• WHAT YOU NEED TO DO: Omit the pictures, then reproduce every remaining record exactly.

• SUPPLIED MATERIAL:
- - - -
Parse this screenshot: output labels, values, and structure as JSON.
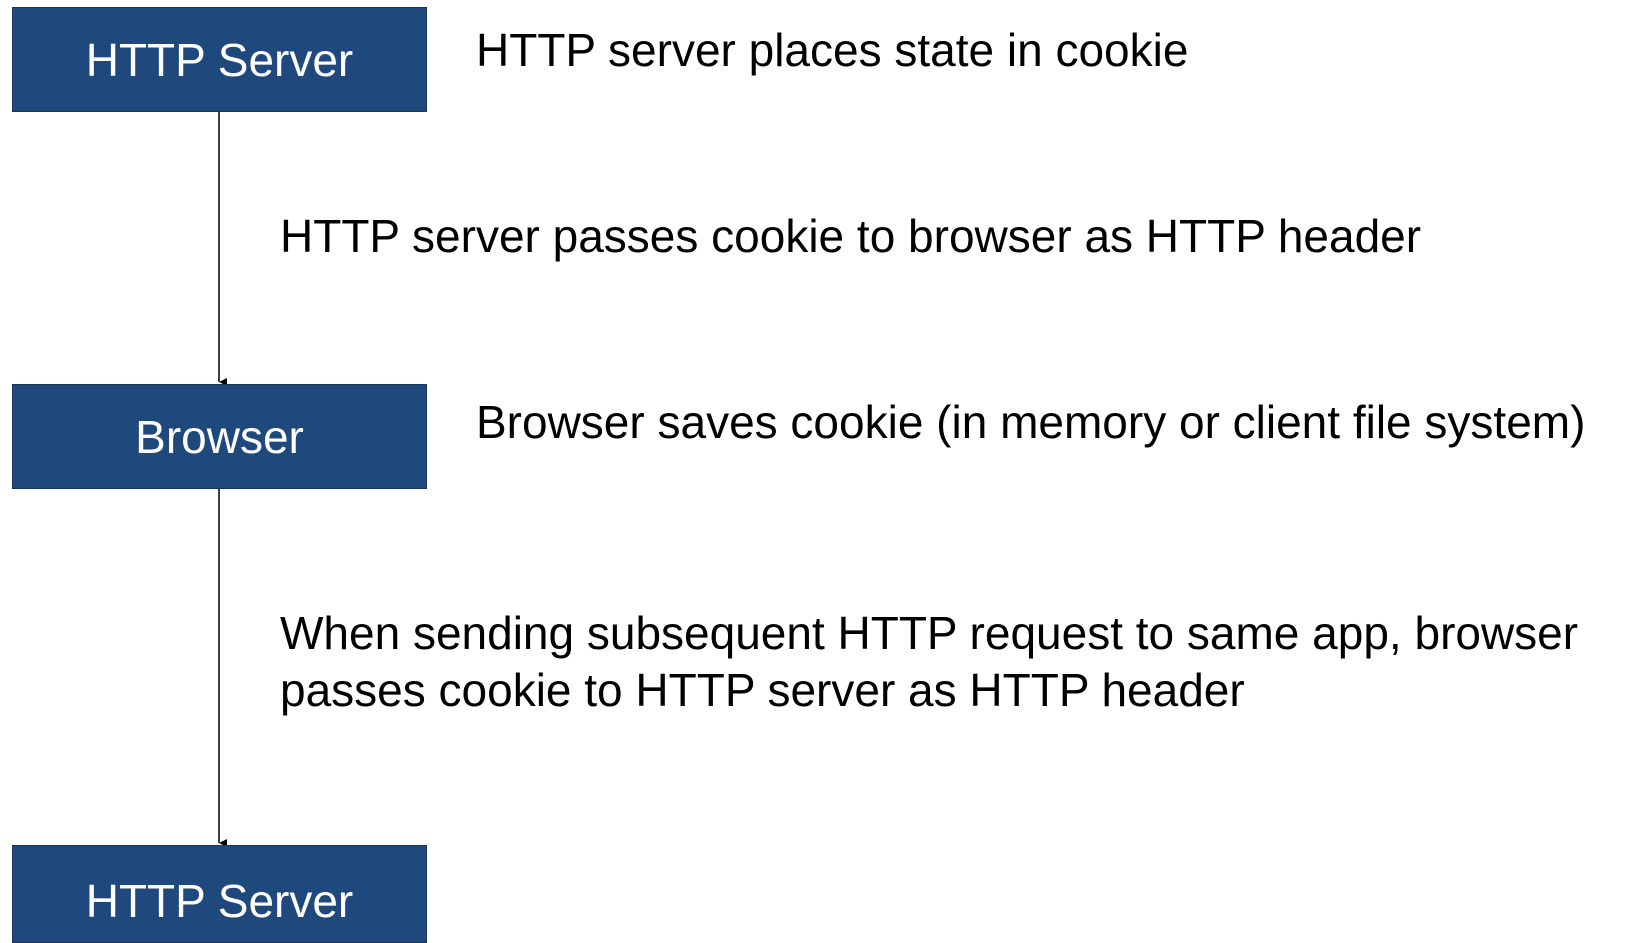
{
  "diagram": {
    "nodes": {
      "server_top": "HTTP Server",
      "browser": "Browser",
      "server_bottom": "HTTP Server"
    },
    "descriptions": {
      "step_1": "HTTP server places state in cookie",
      "step_2": "HTTP server passes cookie to browser as HTTP header",
      "step_3": "Browser saves cookie (in memory or client file system)",
      "step_4_line_1": "When sending subsequent HTTP request to same app, browser",
      "step_4_line_2": "passes cookie to HTTP server as HTTP header"
    },
    "colors": {
      "box_fill": "#1f497d",
      "box_text": "#ffffff",
      "connector": "#000000"
    }
  }
}
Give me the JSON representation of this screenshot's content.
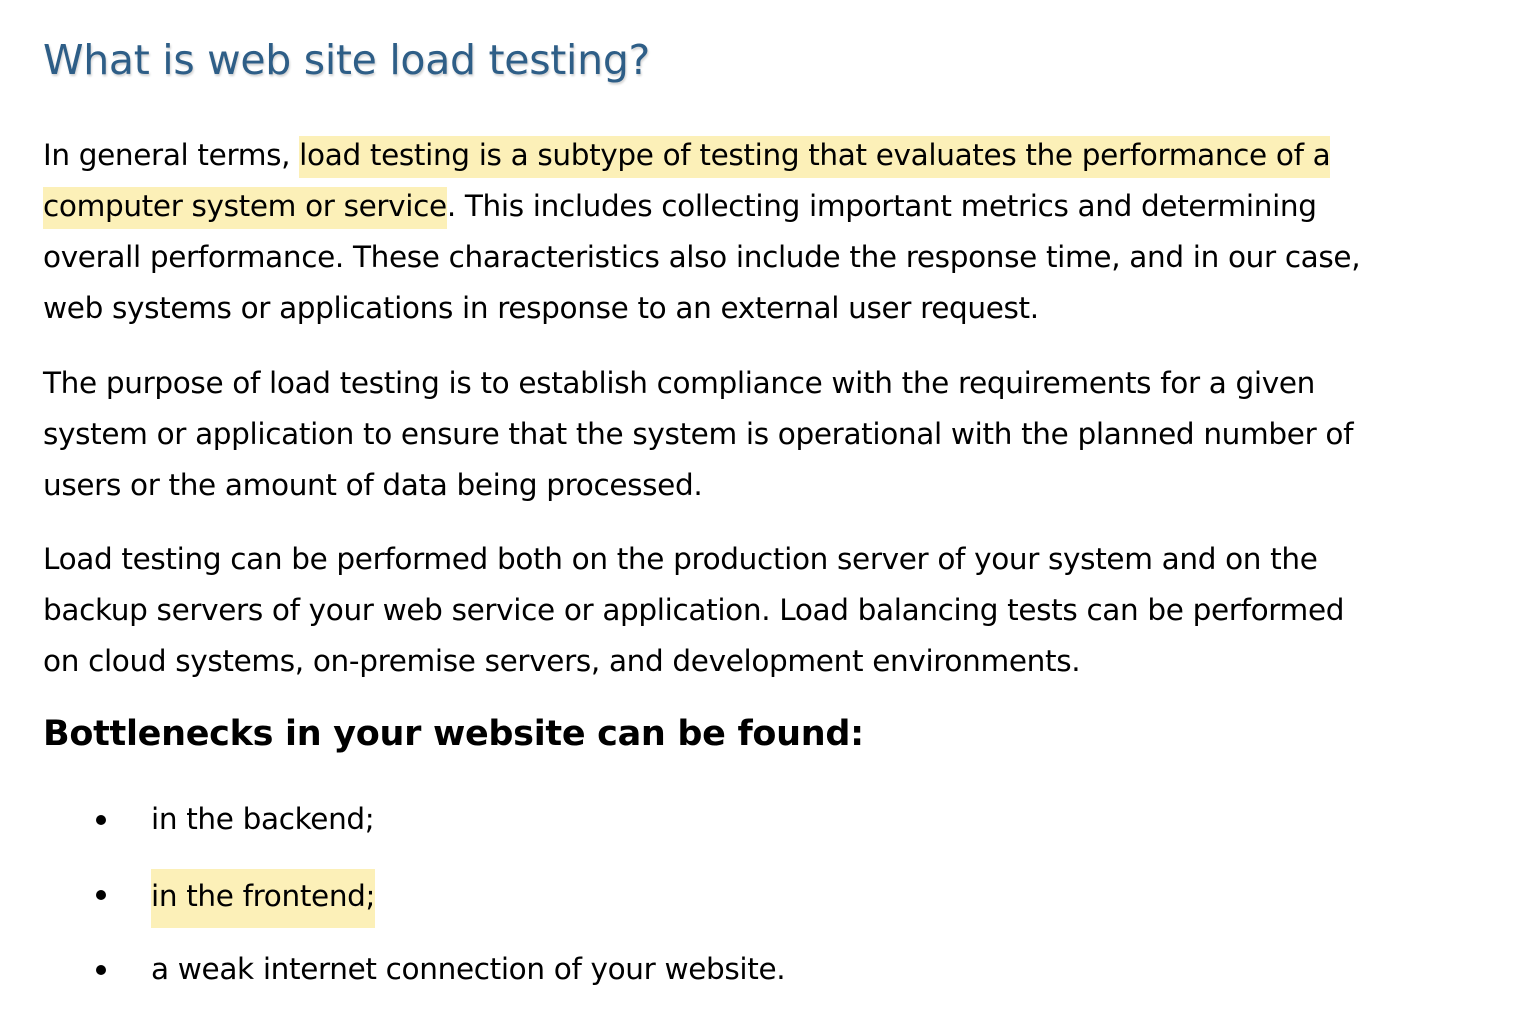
{
  "doc": {
    "title": "What is web site load testing?",
    "paragraph1": {
      "line1_prefix": "In general terms, ",
      "line1_highlight": "load testing is a subtype of testing that evaluates the performance of a",
      "line2_highlight": "computer system or service",
      "line2_suffix": ". This includes collecting important metrics and determining",
      "line3": "overall performance. These characteristics also include the response time, and in our case,",
      "line4": "web systems or applications in response to an external user request."
    },
    "paragraph2": {
      "line1": "The purpose of load testing is to establish compliance with the requirements for a given",
      "line2": "system or application to ensure that the system is operational with the planned number of",
      "line3": "users or the amount of data being processed."
    },
    "paragraph3": {
      "line1": "Load testing can be performed both on the production server of your system and on the",
      "line2": "backup servers of your web service or application. Load balancing tests can be performed",
      "line3": "on cloud systems, on-premise servers, and development environments."
    },
    "subheading": "Bottlenecks in your website can be found:",
    "bullets": [
      "in the backend;",
      "in the frontend;",
      "a weak internet connection of your website."
    ],
    "colors": {
      "title": "#2e5e87",
      "highlight": "#fcf0b8",
      "text": "#000000"
    }
  }
}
- - - -
• RESPONSE TO THE TASK:
Parse this screenshot: output labels, values, and structure as JSON.
{
  "diagram": {
    "nodes": {
      "server_top": "HTTP Server",
      "browser": "Browser",
      "server_bottom": "HTTP Server"
    },
    "descriptions": {
      "step_1": "HTTP server places state in cookie",
      "step_2": "HTTP server passes cookie to browser as HTTP header",
      "step_3": "Browser saves cookie (in memory or client file system)",
      "step_4_line_1": "When sending subsequent HTTP request to same app, browser",
      "step_4_line_2": "passes cookie to HTTP server as HTTP header"
    },
    "colors": {
      "box_fill": "#1f497d",
      "box_text": "#ffffff",
      "connector": "#000000"
    }
  }
}
Give me the JSON representation of this screenshot's content.
{
  "doc": {
    "title": "What is web site load testing?",
    "paragraph1": {
      "line1_prefix": "In general terms, ",
      "line1_highlight": "load testing is a subtype of testing that evaluates the performance of a",
      "line2_highlight": "computer system or service",
      "line2_suffix": ". This includes collecting important metrics and determining",
      "line3": "overall performance. These characteristics also include the response time, and in our case,",
      "line4": "web systems or applications in response to an external user request."
    },
    "paragraph2": {
      "line1": "The purpose of load testing is to establish compliance with the requirements for a given",
      "line2": "system or application to ensure that the system is operational with the planned number of",
      "line3": "users or the amount of data being processed."
    },
    "paragraph3": {
      "line1": "Load testing can be performed both on the production server of your system and on the",
      "line2": "backup servers of your web service or application. Load balancing tests can be performed",
      "line3": "on cloud systems, on-premise servers, and development environments."
    },
    "subheading": "Bottlenecks in your website can be found:",
    "bullets": [
      "in the backend;",
      "in the frontend;",
      "a weak internet connection of your website."
    ],
    "colors": {
      "title": "#2e5e87",
      "highlight": "#fcf0b8",
      "text": "#000000"
    }
  }
}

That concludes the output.